[TASK REQUIREMENTS] In the material below, list every line carrying the string "ประถมศ".

Records

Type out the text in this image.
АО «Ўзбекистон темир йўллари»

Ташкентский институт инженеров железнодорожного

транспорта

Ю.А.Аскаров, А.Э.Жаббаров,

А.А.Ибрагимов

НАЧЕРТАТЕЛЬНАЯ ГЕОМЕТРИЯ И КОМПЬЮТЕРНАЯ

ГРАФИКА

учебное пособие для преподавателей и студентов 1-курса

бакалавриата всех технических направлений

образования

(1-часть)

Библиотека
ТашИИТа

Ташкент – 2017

---

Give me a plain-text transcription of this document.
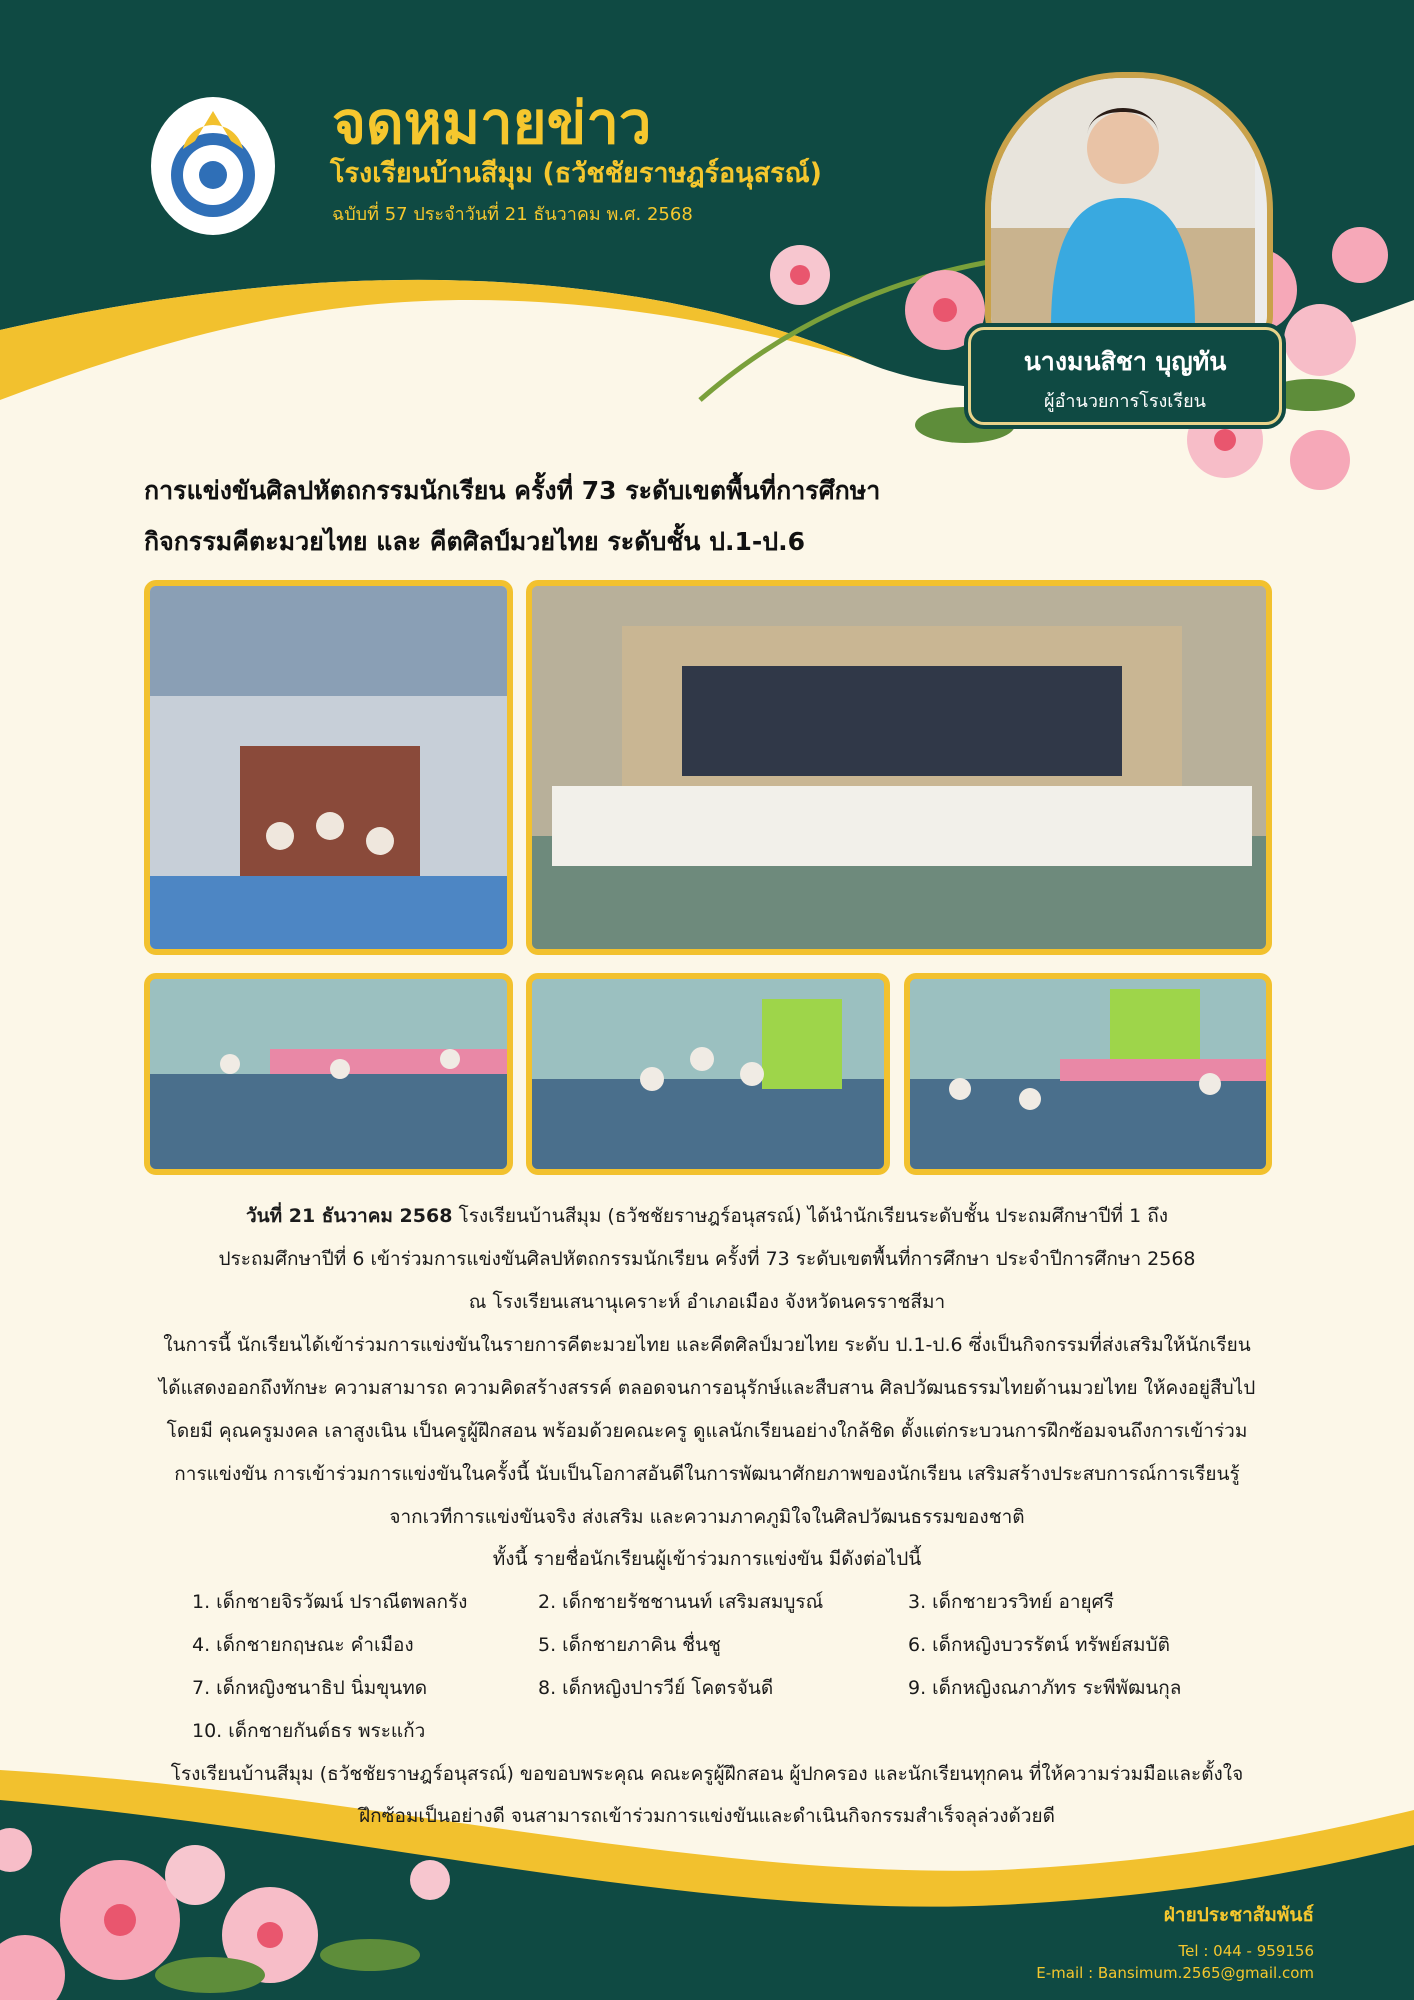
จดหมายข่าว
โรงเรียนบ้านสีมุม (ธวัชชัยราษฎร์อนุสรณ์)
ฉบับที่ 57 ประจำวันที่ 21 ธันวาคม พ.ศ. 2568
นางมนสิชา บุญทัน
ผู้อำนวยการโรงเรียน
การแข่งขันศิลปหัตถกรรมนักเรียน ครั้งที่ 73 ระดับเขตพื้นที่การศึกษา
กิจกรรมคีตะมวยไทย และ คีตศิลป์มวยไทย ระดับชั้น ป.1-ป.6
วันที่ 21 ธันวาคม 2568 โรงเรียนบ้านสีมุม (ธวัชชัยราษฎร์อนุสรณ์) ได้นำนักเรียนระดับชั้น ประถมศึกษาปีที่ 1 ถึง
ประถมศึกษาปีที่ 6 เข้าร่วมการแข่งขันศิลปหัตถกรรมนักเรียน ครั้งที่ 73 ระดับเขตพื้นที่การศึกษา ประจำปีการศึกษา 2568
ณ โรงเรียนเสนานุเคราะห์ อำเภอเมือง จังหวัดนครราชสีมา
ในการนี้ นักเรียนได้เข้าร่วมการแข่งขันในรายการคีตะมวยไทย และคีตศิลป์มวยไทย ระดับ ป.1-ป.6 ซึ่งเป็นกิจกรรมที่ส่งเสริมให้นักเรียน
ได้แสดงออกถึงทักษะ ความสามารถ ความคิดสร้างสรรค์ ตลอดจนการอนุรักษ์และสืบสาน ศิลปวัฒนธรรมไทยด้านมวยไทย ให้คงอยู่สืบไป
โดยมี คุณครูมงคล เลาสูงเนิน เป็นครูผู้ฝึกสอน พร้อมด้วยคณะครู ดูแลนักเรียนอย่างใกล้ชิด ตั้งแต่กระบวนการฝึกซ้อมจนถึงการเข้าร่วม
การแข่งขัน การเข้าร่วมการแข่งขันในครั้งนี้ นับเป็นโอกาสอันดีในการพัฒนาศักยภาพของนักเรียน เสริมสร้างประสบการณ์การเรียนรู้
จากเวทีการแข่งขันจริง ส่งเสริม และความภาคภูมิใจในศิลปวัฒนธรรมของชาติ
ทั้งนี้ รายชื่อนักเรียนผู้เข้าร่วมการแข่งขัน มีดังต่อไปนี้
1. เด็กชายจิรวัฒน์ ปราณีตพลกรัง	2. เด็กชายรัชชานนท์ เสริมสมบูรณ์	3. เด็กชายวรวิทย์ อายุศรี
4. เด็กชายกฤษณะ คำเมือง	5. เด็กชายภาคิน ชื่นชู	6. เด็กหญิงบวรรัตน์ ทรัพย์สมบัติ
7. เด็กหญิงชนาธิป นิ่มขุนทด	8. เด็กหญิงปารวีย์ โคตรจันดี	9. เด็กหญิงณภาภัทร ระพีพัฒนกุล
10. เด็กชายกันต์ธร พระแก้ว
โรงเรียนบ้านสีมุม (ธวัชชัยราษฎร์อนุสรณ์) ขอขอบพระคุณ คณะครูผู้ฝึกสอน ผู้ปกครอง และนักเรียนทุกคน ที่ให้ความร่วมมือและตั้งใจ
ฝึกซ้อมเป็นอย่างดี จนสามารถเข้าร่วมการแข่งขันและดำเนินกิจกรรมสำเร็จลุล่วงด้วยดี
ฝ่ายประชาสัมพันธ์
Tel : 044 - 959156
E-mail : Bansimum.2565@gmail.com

[WRITTEN ANSWER]
วันที่ 21 ธันวาคม 2568 โรงเรียนบ้านสีมุม (ธวัชชัยราษฎร์อนุสรณ์) ได้นำนักเรียนระดับชั้น ประถมศึกษาปีที่ 1 ถึง
ประถมศึกษาปีที่ 6 เข้าร่วมการแข่งขันศิลปหัตถกรรมนักเรียน ครั้งที่ 73 ระดับเขตพื้นที่การศึกษา ประจำปีการศึกษา 2568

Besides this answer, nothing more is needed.